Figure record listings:
↓
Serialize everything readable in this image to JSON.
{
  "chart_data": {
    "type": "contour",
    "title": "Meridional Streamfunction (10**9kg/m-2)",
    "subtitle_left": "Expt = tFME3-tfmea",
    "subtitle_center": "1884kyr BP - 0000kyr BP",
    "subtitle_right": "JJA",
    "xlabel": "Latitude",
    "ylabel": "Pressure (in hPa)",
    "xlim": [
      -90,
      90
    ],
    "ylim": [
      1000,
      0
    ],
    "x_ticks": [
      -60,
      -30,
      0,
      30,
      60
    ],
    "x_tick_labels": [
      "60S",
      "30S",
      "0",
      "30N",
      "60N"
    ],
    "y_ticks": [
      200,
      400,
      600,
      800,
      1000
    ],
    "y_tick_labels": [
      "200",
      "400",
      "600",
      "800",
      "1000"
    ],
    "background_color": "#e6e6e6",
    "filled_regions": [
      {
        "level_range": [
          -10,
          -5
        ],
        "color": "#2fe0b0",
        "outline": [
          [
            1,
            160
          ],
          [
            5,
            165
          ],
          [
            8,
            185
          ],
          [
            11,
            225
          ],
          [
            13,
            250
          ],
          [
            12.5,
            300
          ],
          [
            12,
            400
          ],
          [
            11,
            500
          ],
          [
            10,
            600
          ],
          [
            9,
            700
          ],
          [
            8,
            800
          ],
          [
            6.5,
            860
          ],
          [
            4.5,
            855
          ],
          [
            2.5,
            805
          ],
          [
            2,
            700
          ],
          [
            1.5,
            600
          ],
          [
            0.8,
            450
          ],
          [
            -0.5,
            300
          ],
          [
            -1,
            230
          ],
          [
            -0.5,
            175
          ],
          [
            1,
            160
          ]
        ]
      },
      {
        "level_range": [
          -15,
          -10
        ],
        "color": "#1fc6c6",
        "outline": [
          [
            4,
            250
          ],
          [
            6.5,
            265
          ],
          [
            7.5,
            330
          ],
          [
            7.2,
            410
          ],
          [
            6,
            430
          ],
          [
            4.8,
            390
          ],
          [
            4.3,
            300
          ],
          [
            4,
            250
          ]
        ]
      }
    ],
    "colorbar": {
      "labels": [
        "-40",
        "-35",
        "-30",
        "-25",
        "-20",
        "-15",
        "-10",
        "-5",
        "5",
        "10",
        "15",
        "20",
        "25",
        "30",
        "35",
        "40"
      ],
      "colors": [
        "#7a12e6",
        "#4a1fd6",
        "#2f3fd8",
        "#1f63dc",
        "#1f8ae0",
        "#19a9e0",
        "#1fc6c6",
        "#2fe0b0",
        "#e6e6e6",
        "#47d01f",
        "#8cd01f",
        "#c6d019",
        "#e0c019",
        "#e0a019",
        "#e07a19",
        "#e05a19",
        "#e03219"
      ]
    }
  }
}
↑
▶ _WRITTEN REQUEST_:
Give the entries once more, exactly as they appear.

▶ _COMPLETED EXERCISE_:
Serialize everything readable in this image to JSON.
{
  "chart_data": {
    "type": "contour",
    "title": "Meridional Streamfunction (10**9kg/m-2)",
    "subtitle_left": "Expt = tFME3-tfmea",
    "subtitle_center": "1884kyr BP - 0000kyr BP",
    "subtitle_right": "JJA",
    "xlabel": "Latitude",
    "ylabel": "Pressure (in hPa)",
    "xlim": [
      -90,
      90
    ],
    "ylim": [
      1000,
      0
    ],
    "x_ticks": [
      -60,
      -30,
      0,
      30,
      60
    ],
    "x_tick_labels": [
      "60S",
      "30S",
      "0",
      "30N",
      "60N"
    ],
    "y_ticks": [
      200,
      400,
      600,
      800,
      1000
    ],
    "y_tick_labels": [
      "200",
      "400",
      "600",
      "800",
      "1000"
    ],
    "background_color": "#e6e6e6",
    "filled_regions": [
      {
        "level_range": [
          -10,
          -5
        ],
        "color": "#2fe0b0",
        "outline": [
          [
            1,
            160
          ],
          [
            5,
            165
          ],
          [
            8,
            185
          ],
          [
            11,
            225
          ],
          [
            13,
            250
          ],
          [
            12.5,
            300
          ],
          [
            12,
            400
          ],
          [
            11,
            500
          ],
          [
            10,
            600
          ],
          [
            9,
            700
          ],
          [
            8,
            800
          ],
          [
            6.5,
            860
          ],
          [
            4.5,
            855
          ],
          [
            2.5,
            805
          ],
          [
            2,
            700
          ],
          [
            1.5,
            600
          ],
          [
            0.8,
            450
          ],
          [
            -0.5,
            300
          ],
          [
            -1,
            230
          ],
          [
            -0.5,
            175
          ],
          [
            1,
            160
          ]
        ]
      },
      {
        "level_range": [
          -15,
          -10
        ],
        "color": "#1fc6c6",
        "outline": [
          [
            4,
            250
          ],
          [
            6.5,
            265
          ],
          [
            7.5,
            330
          ],
          [
            7.2,
            410
          ],
          [
            6,
            430
          ],
          [
            4.8,
            390
          ],
          [
            4.3,
            300
          ],
          [
            4,
            250
          ]
        ]
      }
    ],
    "colorbar": {
      "labels": [
        "-40",
        "-35",
        "-30",
        "-25",
        "-20",
        "-15",
        "-10",
        "-5",
        "5",
        "10",
        "15",
        "20",
        "25",
        "30",
        "35",
        "40"
      ],
      "colors": [
        "#7a12e6",
        "#4a1fd6",
        "#2f3fd8",
        "#1f63dc",
        "#1f8ae0",
        "#19a9e0",
        "#1fc6c6",
        "#2fe0b0",
        "#e6e6e6",
        "#47d01f",
        "#8cd01f",
        "#c6d019",
        "#e0c019",
        "#e0a019",
        "#e07a19",
        "#e05a19",
        "#e03219"
      ]
    }
  }
}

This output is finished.